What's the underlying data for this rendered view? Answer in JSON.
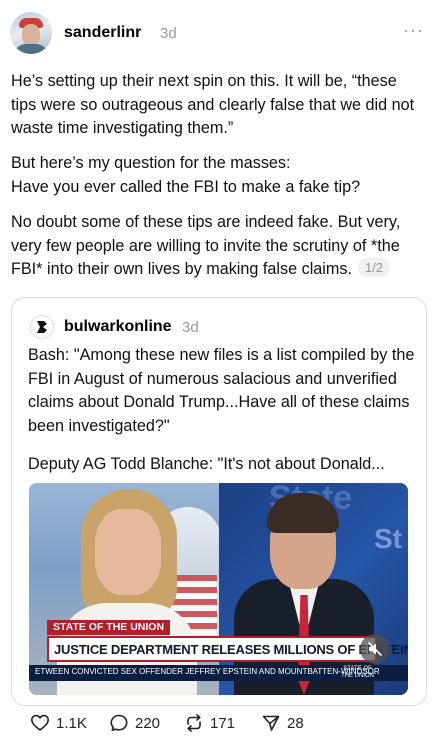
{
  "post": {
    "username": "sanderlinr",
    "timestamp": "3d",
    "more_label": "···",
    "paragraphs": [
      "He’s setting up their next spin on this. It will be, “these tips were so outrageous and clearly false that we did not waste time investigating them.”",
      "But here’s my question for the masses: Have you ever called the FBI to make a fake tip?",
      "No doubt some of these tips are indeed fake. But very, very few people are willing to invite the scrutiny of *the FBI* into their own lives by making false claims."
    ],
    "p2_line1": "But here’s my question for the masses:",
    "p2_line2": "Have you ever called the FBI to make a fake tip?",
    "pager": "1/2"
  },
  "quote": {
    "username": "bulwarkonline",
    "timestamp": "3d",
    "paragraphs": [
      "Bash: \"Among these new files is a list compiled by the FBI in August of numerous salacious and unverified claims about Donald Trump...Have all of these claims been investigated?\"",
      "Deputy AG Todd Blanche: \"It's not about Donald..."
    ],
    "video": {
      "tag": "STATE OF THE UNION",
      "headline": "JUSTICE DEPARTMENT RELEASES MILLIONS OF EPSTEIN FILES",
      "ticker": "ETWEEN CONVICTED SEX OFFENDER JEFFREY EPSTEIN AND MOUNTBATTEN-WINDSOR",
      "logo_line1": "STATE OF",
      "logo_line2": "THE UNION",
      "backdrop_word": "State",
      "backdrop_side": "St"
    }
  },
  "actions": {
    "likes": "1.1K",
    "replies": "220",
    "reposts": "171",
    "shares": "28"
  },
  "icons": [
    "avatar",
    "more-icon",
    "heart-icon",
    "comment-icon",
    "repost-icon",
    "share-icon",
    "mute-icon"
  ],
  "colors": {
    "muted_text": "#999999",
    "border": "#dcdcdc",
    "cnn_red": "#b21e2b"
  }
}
_____
■ Request ■
Lines that hold "ever" are the ones to copy; find all of them.

■ Task answer ■
      "But here’s my question for the masses: Have you ever called the FBI to make a fake tip?",
    "p2_line2": "Have you ever called the FBI to make a fake tip?",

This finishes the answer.